→ Exercise: Each line of the material must be returned exactly.
----------------
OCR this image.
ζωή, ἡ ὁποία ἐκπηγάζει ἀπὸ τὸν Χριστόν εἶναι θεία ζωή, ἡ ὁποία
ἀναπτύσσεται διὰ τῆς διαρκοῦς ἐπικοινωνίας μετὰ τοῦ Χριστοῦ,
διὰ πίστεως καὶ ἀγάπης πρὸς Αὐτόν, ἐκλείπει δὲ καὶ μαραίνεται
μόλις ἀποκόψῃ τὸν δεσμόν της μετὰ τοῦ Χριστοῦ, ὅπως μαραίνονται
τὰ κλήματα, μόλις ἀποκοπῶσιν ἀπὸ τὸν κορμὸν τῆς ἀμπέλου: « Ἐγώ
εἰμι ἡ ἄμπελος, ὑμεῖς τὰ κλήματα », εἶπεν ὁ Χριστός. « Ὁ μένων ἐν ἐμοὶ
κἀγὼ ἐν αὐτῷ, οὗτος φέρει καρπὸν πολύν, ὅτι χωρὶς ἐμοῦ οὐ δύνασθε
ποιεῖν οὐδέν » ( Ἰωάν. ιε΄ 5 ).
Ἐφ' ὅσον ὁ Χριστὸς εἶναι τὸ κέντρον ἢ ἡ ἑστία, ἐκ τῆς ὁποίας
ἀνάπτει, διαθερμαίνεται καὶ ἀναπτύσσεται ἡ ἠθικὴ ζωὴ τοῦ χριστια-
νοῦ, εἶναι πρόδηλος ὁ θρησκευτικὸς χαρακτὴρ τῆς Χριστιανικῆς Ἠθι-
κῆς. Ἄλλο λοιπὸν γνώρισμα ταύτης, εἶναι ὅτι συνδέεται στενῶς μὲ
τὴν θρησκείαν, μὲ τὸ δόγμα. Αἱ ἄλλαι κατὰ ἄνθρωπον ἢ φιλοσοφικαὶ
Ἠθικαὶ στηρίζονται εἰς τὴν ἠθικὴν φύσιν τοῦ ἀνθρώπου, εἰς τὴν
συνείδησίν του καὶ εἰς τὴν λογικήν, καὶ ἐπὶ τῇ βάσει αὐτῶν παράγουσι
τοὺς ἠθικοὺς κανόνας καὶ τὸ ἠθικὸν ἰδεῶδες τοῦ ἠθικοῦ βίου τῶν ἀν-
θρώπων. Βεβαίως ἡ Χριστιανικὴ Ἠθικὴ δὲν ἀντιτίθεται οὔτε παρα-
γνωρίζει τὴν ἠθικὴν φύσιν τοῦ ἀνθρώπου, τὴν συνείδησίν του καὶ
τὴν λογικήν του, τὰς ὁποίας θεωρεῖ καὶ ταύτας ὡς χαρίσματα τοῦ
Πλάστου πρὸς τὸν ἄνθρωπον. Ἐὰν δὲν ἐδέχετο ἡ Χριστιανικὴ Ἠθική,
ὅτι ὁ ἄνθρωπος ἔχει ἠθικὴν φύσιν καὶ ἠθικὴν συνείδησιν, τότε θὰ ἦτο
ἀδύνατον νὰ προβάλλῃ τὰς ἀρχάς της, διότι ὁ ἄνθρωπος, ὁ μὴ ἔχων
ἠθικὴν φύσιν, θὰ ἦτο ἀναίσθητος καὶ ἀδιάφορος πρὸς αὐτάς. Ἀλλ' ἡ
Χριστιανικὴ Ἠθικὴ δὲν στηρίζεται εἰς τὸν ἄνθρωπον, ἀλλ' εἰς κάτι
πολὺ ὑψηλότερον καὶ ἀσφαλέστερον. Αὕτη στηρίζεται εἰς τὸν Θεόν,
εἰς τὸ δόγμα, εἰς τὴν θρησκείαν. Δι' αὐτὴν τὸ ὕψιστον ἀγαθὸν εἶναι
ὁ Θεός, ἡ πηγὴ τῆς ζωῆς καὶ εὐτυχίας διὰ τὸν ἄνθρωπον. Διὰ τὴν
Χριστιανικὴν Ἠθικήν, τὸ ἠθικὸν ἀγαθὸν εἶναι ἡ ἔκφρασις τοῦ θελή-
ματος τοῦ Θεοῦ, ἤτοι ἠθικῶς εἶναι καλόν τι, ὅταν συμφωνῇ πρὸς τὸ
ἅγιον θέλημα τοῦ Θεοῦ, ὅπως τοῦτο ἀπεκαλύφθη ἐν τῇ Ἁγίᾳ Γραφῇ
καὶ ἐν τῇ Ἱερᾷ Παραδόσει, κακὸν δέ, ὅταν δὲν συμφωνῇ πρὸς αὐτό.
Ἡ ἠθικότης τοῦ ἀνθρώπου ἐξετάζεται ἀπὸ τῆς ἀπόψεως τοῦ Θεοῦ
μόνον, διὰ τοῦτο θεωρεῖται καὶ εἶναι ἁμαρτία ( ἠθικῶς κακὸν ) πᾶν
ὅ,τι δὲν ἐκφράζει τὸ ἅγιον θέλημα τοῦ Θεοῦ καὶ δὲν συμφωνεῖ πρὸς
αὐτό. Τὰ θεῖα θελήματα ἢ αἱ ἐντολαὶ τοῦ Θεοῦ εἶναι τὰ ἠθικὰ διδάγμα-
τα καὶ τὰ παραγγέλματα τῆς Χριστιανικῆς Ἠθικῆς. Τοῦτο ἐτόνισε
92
----------------
→ Full solution:
OCR this image.
ζωή, ἡ ὁποία ἐκπηγάζει ἀπὸ τὸν Χριστόν εἶναι θεία ζωή, ἡ ὁποία
ἀναπτύσσεται διὰ τῆς διαρκοῦς ἐπικοινωνίας μετὰ τοῦ Χριστοῦ,
διὰ πίστεως καὶ ἀγάπης πρὸς Αὐτόν, ἐκλείπει δὲ καὶ μαραίνεται
μόλις ἀποκόψῃ τὸν δεσμόν της μετὰ τοῦ Χριστοῦ, ὅπως μαραίνονται
τὰ κλήματα, μόλις ἀποκοπῶσιν ἀπὸ τὸν κορμὸν τῆς ἀμπέλου: « Ἐγώ
εἰμι ἡ ἄμπελος, ὑμεῖς τὰ κλήματα », εἶπεν ὁ Χριστός. « Ὁ μένων ἐν ἐμοὶ
κἀγὼ ἐν αὐτῷ, οὗτος φέρει καρπὸν πολύν, ὅτι χωρὶς ἐμοῦ οὐ δύνασθε
ποιεῖν οὐδέν » ( Ἰωάν. ιε΄ 5 ).
Ἐφ' ὅσον ὁ Χριστὸς εἶναι τὸ κέντρον ἢ ἡ ἑστία, ἐκ τῆς ὁποίας
ἀνάπτει, διαθερμαίνεται καὶ ἀναπτύσσεται ἡ ἠθικὴ ζωὴ τοῦ χριστια-
νοῦ, εἶναι πρόδηλος ὁ θρησκευτικὸς χαρακτὴρ τῆς Χριστιανικῆς Ἠθι-
κῆς. Ἄλλο λοιπὸν γνώρισμα ταύτης, εἶναι ὅτι συνδέεται στενῶς μὲ
τὴν θρησκείαν, μὲ τὸ δόγμα. Αἱ ἄλλαι κατὰ ἄνθρωπον ἢ φιλοσοφικαὶ
Ἠθικαὶ στηρίζονται εἰς τὴν ἠθικὴν φύσιν τοῦ ἀνθρώπου, εἰς τὴν
συνείδησίν του καὶ εἰς τὴν λογικήν, καὶ ἐπὶ τῇ βάσει αὐτῶν παράγουσι
τοὺς ἠθικοὺς κανόνας καὶ τὸ ἠθικὸν ἰδεῶδες τοῦ ἠθικοῦ βίου τῶν ἀν-
θρώπων. Βεβαίως ἡ Χριστιανικὴ Ἠθικὴ δὲν ἀντιτίθεται οὔτε παρα-
γνωρίζει τὴν ἠθικὴν φύσιν τοῦ ἀνθρώπου, τὴν συνείδησίν του καὶ
τὴν λογικήν του, τὰς ὁποίας θεωρεῖ καὶ ταύτας ὡς χαρίσματα τοῦ
Πλάστου πρὸς τὸν ἄνθρωπον. Ἐὰν δὲν ἐδέχετο ἡ Χριστιανικὴ Ἠθική,
ὅτι ὁ ἄνθρωπος ἔχει ἠθικὴν φύσιν καὶ ἠθικὴν συνείδησιν, τότε θὰ ἦτο
ἀδύνατον νὰ προβάλλῃ τὰς ἀρχάς της, διότι ὁ ἄνθρωπος, ὁ μὴ ἔχων
ἠθικὴν φύσιν, θὰ ἦτο ἀναίσθητος καὶ ἀδιάφορος πρὸς αὐτάς. Ἀλλ' ἡ
Χριστιανικὴ Ἠθικὴ δὲν στηρίζεται εἰς τὸν ἄνθρωπον, ἀλλ' εἰς κάτι
πολὺ ὑψηλότερον καὶ ἀσφαλέστερον. Αὕτη στηρίζεται εἰς τὸν Θεόν,
εἰς τὸ δόγμα, εἰς τὴν θρησκείαν. Δι' αὐτὴν τὸ ὕψιστον ἀγαθὸν εἶναι
ὁ Θεός, ἡ πηγὴ τῆς ζωῆς καὶ εὐτυχίας διὰ τὸν ἄνθρωπον. Διὰ τὴν
Χριστιανικὴν Ἠθικήν, τὸ ἠθικὸν ἀγαθὸν εἶναι ἡ ἔκφρασις τοῦ θελή-
ματος τοῦ Θεοῦ, ἤτοι ἠθικῶς εἶναι καλόν τι, ὅταν συμφωνῇ πρὸς τὸ
ἅγιον θέλημα τοῦ Θεοῦ, ὅπως τοῦτο ἀπεκαλύφθη ἐν τῇ Ἁγίᾳ Γραφῇ
καὶ ἐν τῇ Ἱερᾷ Παραδόσει, κακὸν δέ, ὅταν δὲν συμφωνῇ πρὸς αὐτό.
Ἡ ἠθικότης τοῦ ἀνθρώπου ἐξετάζεται ἀπὸ τῆς ἀπόψεως τοῦ Θεοῦ
μόνον, διὰ τοῦτο θεωρεῖται καὶ εἶναι ἁμαρτία ( ἠθικῶς κακὸν ) πᾶν
ὅ,τι δὲν ἐκφράζει τὸ ἅγιον θέλημα τοῦ Θεοῦ καὶ δὲν συμφωνεῖ πρὸς
αὐτό. Τὰ θεῖα θελήματα ἢ αἱ ἐντολαὶ τοῦ Θεοῦ εἶναι τὰ ἠθικὰ διδάγμα-
τα καὶ τὰ παραγγέλματα τῆς Χριστιανικῆς Ἠθικῆς. Τοῦτο ἐτόνισε
92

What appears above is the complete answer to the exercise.